→ EXERCISE DIRECTIONS
Find the string "reguladora" in the records and copy each line where it occurs.

→ SOURCE DATA
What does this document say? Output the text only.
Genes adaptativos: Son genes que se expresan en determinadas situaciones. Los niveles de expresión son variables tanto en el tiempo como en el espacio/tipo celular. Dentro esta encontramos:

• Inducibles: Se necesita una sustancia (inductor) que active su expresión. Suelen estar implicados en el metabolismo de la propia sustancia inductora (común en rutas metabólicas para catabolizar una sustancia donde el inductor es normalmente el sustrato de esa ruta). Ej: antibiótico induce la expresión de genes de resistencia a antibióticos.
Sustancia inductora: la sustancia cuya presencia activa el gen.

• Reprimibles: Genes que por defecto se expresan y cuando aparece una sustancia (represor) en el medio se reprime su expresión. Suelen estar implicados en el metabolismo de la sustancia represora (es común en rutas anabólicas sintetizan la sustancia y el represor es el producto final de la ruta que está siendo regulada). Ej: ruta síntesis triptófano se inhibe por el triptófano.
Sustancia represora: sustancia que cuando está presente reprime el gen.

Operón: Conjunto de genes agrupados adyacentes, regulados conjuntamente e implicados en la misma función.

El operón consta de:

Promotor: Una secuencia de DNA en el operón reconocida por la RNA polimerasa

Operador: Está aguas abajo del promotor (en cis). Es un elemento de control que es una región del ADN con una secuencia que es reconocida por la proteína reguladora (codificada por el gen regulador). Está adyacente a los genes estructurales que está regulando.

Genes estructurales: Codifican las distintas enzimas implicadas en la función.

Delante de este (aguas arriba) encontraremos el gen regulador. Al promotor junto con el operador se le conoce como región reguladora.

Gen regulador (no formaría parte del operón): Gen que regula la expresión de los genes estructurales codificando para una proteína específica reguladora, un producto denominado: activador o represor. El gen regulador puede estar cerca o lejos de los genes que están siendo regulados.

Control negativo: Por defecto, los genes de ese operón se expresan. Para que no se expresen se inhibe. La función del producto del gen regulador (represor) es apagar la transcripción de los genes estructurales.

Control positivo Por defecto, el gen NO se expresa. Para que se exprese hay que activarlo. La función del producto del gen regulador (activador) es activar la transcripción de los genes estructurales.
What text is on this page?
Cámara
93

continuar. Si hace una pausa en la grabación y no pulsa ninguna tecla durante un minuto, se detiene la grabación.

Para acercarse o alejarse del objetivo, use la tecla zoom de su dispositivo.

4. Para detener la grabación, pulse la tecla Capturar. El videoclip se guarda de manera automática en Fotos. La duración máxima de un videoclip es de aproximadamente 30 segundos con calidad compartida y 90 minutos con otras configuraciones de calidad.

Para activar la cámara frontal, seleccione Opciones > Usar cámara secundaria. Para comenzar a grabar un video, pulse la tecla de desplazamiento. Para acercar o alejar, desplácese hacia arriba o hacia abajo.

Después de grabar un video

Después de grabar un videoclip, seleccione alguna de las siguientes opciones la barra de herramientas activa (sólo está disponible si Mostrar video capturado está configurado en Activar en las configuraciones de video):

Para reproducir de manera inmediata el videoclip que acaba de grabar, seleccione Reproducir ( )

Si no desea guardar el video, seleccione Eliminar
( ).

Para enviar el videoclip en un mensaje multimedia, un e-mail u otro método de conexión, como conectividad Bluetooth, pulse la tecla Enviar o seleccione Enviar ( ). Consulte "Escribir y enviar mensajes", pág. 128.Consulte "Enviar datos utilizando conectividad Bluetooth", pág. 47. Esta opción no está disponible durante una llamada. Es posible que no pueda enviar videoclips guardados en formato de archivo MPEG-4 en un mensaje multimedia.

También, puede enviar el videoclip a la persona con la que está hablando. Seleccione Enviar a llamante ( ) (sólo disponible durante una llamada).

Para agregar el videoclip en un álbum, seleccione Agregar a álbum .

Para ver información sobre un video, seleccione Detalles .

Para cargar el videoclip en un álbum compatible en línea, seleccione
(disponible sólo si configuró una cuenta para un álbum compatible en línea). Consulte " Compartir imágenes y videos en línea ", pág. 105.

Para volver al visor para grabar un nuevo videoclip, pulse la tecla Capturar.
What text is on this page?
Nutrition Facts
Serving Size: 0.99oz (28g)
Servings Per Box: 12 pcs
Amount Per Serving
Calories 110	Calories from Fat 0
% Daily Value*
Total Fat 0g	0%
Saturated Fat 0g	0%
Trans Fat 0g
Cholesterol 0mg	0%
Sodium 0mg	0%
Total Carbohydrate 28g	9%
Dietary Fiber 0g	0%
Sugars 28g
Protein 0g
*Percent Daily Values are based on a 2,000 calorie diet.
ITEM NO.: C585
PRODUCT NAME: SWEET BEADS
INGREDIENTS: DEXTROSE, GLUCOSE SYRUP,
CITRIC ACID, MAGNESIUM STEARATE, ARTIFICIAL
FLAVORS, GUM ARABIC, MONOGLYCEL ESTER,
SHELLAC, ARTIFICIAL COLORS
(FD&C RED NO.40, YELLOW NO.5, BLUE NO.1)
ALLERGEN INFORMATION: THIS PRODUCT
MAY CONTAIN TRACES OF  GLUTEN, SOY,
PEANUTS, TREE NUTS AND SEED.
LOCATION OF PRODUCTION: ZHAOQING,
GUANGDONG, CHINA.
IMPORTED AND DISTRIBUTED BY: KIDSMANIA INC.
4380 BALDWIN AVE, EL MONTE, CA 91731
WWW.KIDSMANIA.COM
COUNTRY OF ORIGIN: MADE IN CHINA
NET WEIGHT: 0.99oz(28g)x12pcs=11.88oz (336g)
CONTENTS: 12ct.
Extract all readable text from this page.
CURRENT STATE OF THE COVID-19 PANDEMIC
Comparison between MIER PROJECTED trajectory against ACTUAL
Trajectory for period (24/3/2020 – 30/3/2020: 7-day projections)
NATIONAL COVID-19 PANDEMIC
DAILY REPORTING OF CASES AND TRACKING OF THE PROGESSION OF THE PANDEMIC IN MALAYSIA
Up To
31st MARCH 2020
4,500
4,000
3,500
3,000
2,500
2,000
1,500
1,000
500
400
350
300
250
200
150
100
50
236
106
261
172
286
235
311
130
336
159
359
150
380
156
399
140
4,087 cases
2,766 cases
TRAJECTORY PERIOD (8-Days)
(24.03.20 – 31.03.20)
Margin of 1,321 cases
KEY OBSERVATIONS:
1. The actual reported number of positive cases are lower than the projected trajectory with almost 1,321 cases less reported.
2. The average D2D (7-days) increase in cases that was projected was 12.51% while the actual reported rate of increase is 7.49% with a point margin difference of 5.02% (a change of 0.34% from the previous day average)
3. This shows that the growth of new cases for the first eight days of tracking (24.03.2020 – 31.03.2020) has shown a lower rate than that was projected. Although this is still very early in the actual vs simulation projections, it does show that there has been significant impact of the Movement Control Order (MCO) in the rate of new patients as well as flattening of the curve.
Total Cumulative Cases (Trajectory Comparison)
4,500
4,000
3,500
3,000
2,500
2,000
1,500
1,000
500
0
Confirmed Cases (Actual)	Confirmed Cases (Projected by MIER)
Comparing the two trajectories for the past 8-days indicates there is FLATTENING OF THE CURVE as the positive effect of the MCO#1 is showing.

→ RESPONSE
Operador: Está aguas abajo del promotor (en cis). Es un elemento de control que es una región del ADN con una secuencia que es reconocida por la proteína reguladora (codificada por el gen regulador). Está adyacente a los genes estructurales que está regulando.
Delante de este (aguas arriba) encontraremos el gen regulador. Al promotor junto con el operador se le conoce como región reguladora.
Gen regulador (no formaría parte del operón): Gen que regula la expresión de los genes estructurales codificando para una proteína específica reguladora, un producto denominado: activador o represor. El gen regulador puede estar cerca o lejos de los genes que están siendo regulados.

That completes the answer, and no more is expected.